--- begin ---

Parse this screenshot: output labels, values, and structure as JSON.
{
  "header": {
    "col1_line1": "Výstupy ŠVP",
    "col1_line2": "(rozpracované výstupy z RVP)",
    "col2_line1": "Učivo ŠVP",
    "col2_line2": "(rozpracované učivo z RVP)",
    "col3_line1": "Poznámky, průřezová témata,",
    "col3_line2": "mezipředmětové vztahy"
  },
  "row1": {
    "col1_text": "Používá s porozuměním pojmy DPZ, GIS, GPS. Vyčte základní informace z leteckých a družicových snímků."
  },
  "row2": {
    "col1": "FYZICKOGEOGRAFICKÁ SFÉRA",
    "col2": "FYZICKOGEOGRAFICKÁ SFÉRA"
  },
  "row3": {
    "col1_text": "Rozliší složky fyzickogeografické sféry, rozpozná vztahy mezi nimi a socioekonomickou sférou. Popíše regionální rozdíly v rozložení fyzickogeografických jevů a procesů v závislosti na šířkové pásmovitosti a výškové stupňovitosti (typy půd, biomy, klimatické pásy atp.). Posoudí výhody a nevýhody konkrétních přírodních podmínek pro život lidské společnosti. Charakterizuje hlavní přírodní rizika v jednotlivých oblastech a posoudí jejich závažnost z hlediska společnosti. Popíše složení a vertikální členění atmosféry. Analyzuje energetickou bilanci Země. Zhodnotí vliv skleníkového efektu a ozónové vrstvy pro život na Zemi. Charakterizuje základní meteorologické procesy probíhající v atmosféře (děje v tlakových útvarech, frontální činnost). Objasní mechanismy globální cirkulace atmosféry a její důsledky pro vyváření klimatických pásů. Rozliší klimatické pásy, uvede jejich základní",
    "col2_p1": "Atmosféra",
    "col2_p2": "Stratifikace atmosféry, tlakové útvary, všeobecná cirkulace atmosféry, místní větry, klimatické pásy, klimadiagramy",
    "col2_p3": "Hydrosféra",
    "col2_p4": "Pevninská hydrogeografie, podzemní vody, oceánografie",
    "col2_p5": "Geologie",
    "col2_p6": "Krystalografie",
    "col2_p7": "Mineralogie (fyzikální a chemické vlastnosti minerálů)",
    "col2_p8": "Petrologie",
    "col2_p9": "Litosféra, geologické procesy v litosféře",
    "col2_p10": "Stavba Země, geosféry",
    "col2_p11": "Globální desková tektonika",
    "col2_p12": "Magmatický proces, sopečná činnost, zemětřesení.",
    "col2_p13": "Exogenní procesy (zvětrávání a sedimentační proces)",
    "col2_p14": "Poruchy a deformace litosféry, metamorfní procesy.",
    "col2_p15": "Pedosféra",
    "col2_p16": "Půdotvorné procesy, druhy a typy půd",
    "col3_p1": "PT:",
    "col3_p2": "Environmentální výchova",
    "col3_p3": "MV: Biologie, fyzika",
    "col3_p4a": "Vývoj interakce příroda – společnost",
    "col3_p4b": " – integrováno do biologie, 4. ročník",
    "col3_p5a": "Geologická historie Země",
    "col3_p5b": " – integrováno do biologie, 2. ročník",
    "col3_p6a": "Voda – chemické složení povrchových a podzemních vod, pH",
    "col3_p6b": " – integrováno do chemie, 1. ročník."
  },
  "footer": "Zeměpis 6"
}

--- end ---
--- begin ---

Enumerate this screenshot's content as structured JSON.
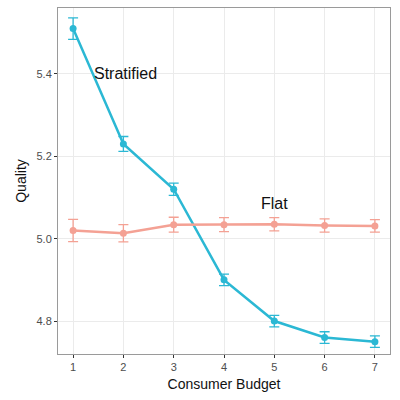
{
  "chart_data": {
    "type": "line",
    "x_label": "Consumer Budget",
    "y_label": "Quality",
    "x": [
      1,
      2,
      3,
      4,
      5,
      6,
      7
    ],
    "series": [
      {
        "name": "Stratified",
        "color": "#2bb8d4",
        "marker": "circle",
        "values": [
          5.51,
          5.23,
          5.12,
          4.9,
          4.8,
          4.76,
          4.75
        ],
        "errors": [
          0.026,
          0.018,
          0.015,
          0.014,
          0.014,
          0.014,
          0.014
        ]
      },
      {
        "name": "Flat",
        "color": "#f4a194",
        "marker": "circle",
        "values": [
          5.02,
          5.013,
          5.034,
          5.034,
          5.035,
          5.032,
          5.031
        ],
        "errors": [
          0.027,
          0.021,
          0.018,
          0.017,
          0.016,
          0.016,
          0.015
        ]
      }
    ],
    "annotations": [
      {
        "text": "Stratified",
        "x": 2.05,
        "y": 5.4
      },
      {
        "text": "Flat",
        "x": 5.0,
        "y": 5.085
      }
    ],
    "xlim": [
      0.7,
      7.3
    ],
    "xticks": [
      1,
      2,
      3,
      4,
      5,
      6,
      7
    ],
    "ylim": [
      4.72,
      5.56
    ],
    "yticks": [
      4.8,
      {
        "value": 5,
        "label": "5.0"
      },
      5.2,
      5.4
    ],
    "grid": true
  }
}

--- end ---

Search the preceding listing for the word "složení" and pull out every line that holds it.

    "col1_text": "Rozliší složky fyzickogeografické sféry, rozpozná vztahy mezi nimi a socioekonomickou sférou. Popíše regionální rozdíly v rozložení fyzickogeografických jevů a procesů v závislosti na šířkové pásmovitosti a výškové stupňovitosti (typy půd, biomy, klimatické pásy atp.). Posoudí výhody a nevýhody konkrétních přírodních podmínek pro život lidské společnosti. Charakterizuje hlavní přírodní rizika v jednotlivých oblastech a posoudí jejich závažnost z hlediska společnosti. Popíše složení a vertikální členění atmosféry. Analyzuje energetickou bilanci Země. Zhodnotí vliv skleníkového efektu a ozónové vrstvy pro život na Zemi. Charakterizuje základní meteorologické procesy probíhající v atmosféře (děje v tlakových útvarech, frontální činnost). Objasní mechanismy globální cirkulace atmosféry a její důsledky pro vyváření klimatických pásů. Rozliší klimatické pásy, uvede jejich základní",
    "col3_p6a": "Voda – chemické složení povrchových a podzemních vod, pH",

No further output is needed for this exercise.